Dataset records on visual material

-=-=-=-=-

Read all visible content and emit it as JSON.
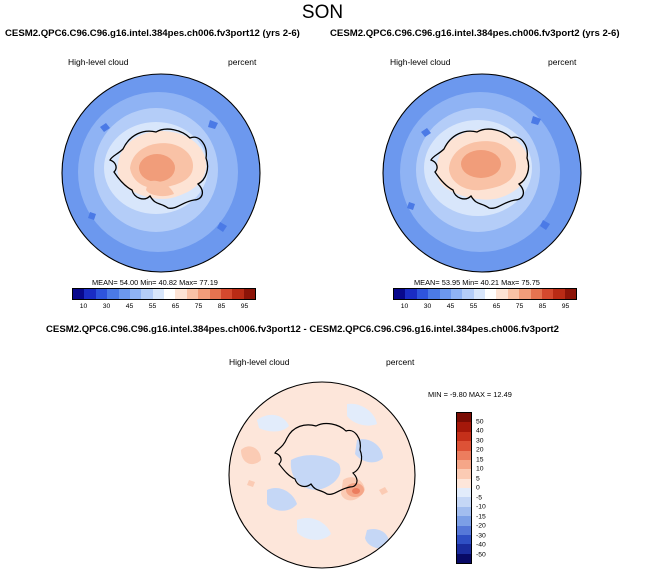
{
  "page": {
    "title": "SON"
  },
  "panels": [
    {
      "title": "CESM2.QPC6.C96.C96.g16.intel.384pes.ch006.fv3port12 (yrs 2-6)",
      "left_label": "High-level cloud",
      "right_label": "percent",
      "stats": "MEAN=  54.00  Min=  40.82  Max=  77.19",
      "colorbar_ticks": [
        "10",
        "30",
        "45",
        "55",
        "65",
        "75",
        "85",
        "95"
      ]
    },
    {
      "title": "CESM2.QPC6.C96.C96.g16.intel.384pes.ch006.fv3port2 (yrs 2-6)",
      "left_label": "High-level cloud",
      "right_label": "percent",
      "stats": "MEAN=  53.95  Min=  40.21  Max=  75.75",
      "colorbar_ticks": [
        "10",
        "30",
        "45",
        "55",
        "65",
        "75",
        "85",
        "95"
      ]
    }
  ],
  "diff_panel": {
    "title": "CESM2.QPC6.C96.C96.g16.intel.384pes.ch006.fv3port12 - CESM2.QPC6.C96.C96.g16.intel.384pes.ch006.fv3port2",
    "left_label": "High-level cloud",
    "right_label": "percent",
    "stats": "MIN =  -9.80  MAX =  12.49",
    "colorbar_ticks": [
      "50",
      "40",
      "30",
      "20",
      "15",
      "10",
      "5",
      "0",
      "-5",
      "-10",
      "-15",
      "-20",
      "-30",
      "-40",
      "-50"
    ]
  },
  "colors": {
    "field_scale": [
      "#08088c",
      "#1a2cc4",
      "#2e54dc",
      "#4b7ae6",
      "#6c98ee",
      "#8fb3f4",
      "#b4cdf8",
      "#d8e6fb",
      "#ffffff",
      "#fde3d4",
      "#f9c2a6",
      "#f19d7a",
      "#e57350",
      "#d4492e",
      "#b92b15",
      "#8c1408"
    ],
    "diff_scale": [
      "#7a0c04",
      "#a5180a",
      "#c5301a",
      "#dd5236",
      "#ec7d5e",
      "#f5a688",
      "#fbcbb4",
      "#fde6da",
      "#e2ecfb",
      "#c5d7f6",
      "#a2bdef",
      "#7c9fe6",
      "#5678d8",
      "#2f4fc4",
      "#1a2c9e",
      "#080a66"
    ],
    "land_outline": "#000000"
  }
}
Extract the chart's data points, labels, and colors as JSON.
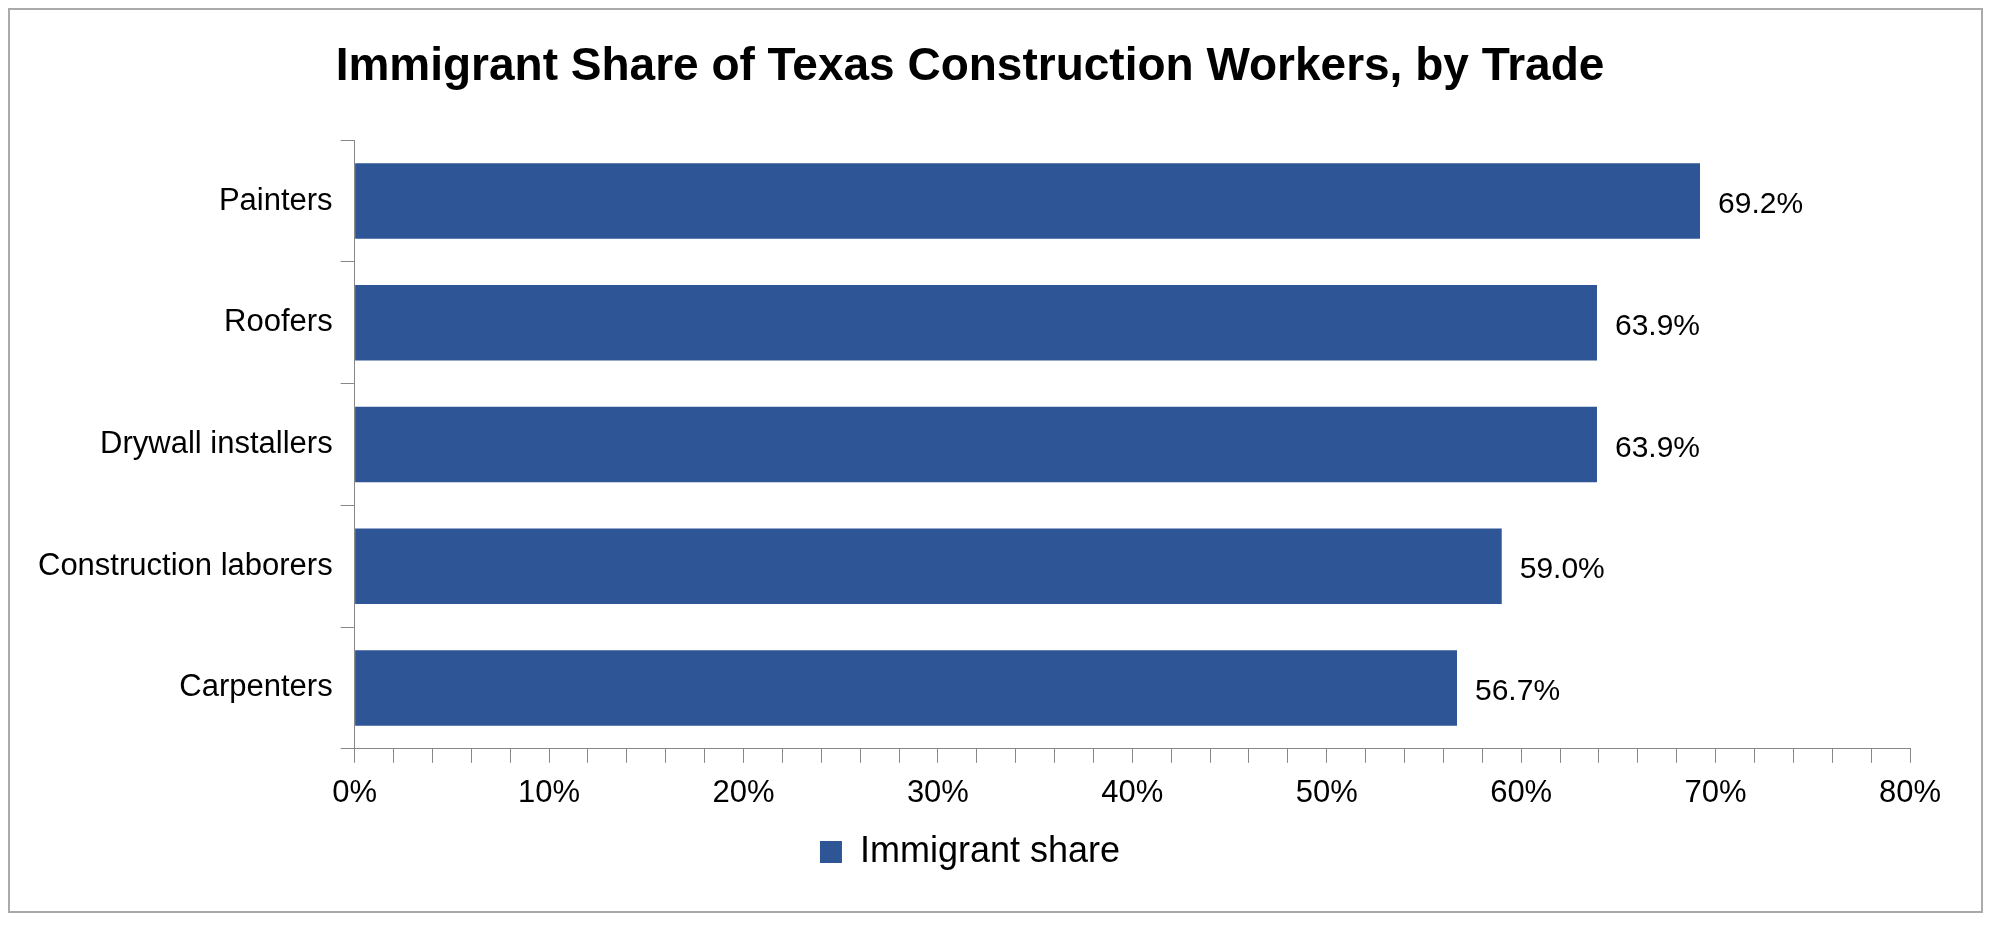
{
  "chart_data": {
    "type": "bar",
    "orientation": "horizontal",
    "title": "Immigrant Share of Texas Construction Workers, by Trade",
    "categories": [
      "Painters",
      "Roofers",
      "Drywall installers",
      "Construction laborers",
      "Carpenters"
    ],
    "series": [
      {
        "name": "Immigrant share",
        "color": "#2e5596",
        "values": [
          69.2,
          63.9,
          63.9,
          59.0,
          56.7
        ],
        "value_labels": [
          "69.2%",
          "63.9%",
          "63.9%",
          "59.0%",
          "56.7%"
        ]
      }
    ],
    "xlim": [
      0,
      80
    ],
    "xticks": [
      {
        "value": 0,
        "label": "0%"
      },
      {
        "value": 2,
        "label": null
      },
      {
        "value": 4,
        "label": null
      },
      {
        "value": 6,
        "label": null
      },
      {
        "value": 8,
        "label": null
      },
      {
        "value": 10,
        "label": "10%"
      },
      {
        "value": 12,
        "label": null
      },
      {
        "value": 14,
        "label": null
      },
      {
        "value": 16,
        "label": null
      },
      {
        "value": 18,
        "label": null
      },
      {
        "value": 20,
        "label": "20%"
      },
      {
        "value": 22,
        "label": null
      },
      {
        "value": 24,
        "label": null
      },
      {
        "value": 26,
        "label": null
      },
      {
        "value": 28,
        "label": null
      },
      {
        "value": 30,
        "label": "30%"
      },
      {
        "value": 32,
        "label": null
      },
      {
        "value": 34,
        "label": null
      },
      {
        "value": 36,
        "label": null
      },
      {
        "value": 38,
        "label": null
      },
      {
        "value": 40,
        "label": "40%"
      },
      {
        "value": 42,
        "label": null
      },
      {
        "value": 44,
        "label": null
      },
      {
        "value": 46,
        "label": null
      },
      {
        "value": 48,
        "label": null
      },
      {
        "value": 50,
        "label": "50%"
      },
      {
        "value": 52,
        "label": null
      },
      {
        "value": 54,
        "label": null
      },
      {
        "value": 56,
        "label": null
      },
      {
        "value": 58,
        "label": null
      },
      {
        "value": 60,
        "label": "60%"
      },
      {
        "value": 62,
        "label": null
      },
      {
        "value": 64,
        "label": null
      },
      {
        "value": 66,
        "label": null
      },
      {
        "value": 68,
        "label": null
      },
      {
        "value": 70,
        "label": "70%"
      },
      {
        "value": 72,
        "label": null
      },
      {
        "value": 74,
        "label": null
      },
      {
        "value": 76,
        "label": null
      },
      {
        "value": 78,
        "label": null
      },
      {
        "value": 80,
        "label": "80%"
      }
    ],
    "grid": false,
    "legend": "bottom"
  }
}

-=-=-=-=-

Filter the records down to the lines that contain the string "intel", and copy those lines.

      "title": "CESM2.QPC6.C96.C96.g16.intel.384pes.ch006.fv3port12 (yrs 2-6)",
      "title": "CESM2.QPC6.C96.C96.g16.intel.384pes.ch006.fv3port2 (yrs 2-6)",
    "title": "CESM2.QPC6.C96.C96.g16.intel.384pes.ch006.fv3port12 - CESM2.QPC6.C96.C96.g16.intel.384pes.ch006.fv3port2",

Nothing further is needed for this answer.